The exercise
Reproduce all entries word for word.

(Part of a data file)
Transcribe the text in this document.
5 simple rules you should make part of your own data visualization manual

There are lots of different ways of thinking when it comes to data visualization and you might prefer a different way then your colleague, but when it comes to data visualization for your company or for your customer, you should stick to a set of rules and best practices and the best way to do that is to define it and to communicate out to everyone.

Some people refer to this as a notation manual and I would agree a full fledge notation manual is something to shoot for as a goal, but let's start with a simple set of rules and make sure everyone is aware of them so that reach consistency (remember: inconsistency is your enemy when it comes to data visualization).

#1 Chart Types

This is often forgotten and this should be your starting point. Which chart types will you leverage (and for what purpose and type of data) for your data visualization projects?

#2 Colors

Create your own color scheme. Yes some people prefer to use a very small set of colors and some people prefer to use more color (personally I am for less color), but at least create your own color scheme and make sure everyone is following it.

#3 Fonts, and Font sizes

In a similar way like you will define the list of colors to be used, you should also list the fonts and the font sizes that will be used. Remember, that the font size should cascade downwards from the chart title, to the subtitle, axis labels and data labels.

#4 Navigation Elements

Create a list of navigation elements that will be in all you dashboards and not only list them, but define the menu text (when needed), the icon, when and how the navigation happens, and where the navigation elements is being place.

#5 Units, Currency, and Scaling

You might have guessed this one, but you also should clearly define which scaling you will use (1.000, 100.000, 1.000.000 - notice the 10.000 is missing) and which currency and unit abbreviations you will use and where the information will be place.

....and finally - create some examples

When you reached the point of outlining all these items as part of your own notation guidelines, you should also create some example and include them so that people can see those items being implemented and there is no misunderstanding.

The result
Transcribe the text in this document.
5 simple rules you should make part of your own data visualization manual

There are lots of different ways of thinking when it comes to data visualization and you might prefer a different way then your colleague, but when it comes to data visualization for your company or for your customer, you should stick to a set of rules and best practices and the best way to do that is to define it and to communicate out to everyone.

Some people refer to this as a notation manual and I would agree a full fledge notation manual is something to shoot for as a goal, but let's start with a simple set of rules and make sure everyone is aware of them so that reach consistency (remember: inconsistency is your enemy when it comes to data visualization).

#1 Chart Types

This is often forgotten and this should be your starting point. Which chart types will you leverage (and for what purpose and type of data) for your data visualization projects?

#2 Colors

Create your own color scheme. Yes some people prefer to use a very small set of colors and some people prefer to use more color (personally I am for less color), but at least create your own color scheme and make sure everyone is following it.

#3 Fonts, and Font sizes

In a similar way like you will define the list of colors to be used, you should also list the fonts and the font sizes that will be used. Remember, that the font size should cascade downwards from the chart title, to the subtitle, axis labels and data labels.

#4 Navigation Elements

Create a list of navigation elements that will be in all you dashboards and not only list them, but define the menu text (when needed), the icon, when and how the navigation happens, and where the navigation elements is being place.

#5 Units, Currency, and Scaling

You might have guessed this one, but you also should clearly define which scaling you will use (1.000, 100.000, 1.000.000 - notice the 10.000 is missing) and which currency and unit abbreviations you will use and where the information will be place.

....and finally - create some examples

When you reached the point of outlining all these items as part of your own notation guidelines, you should also create some example and include them so that people can see those items being implemented and there is no misunderstanding.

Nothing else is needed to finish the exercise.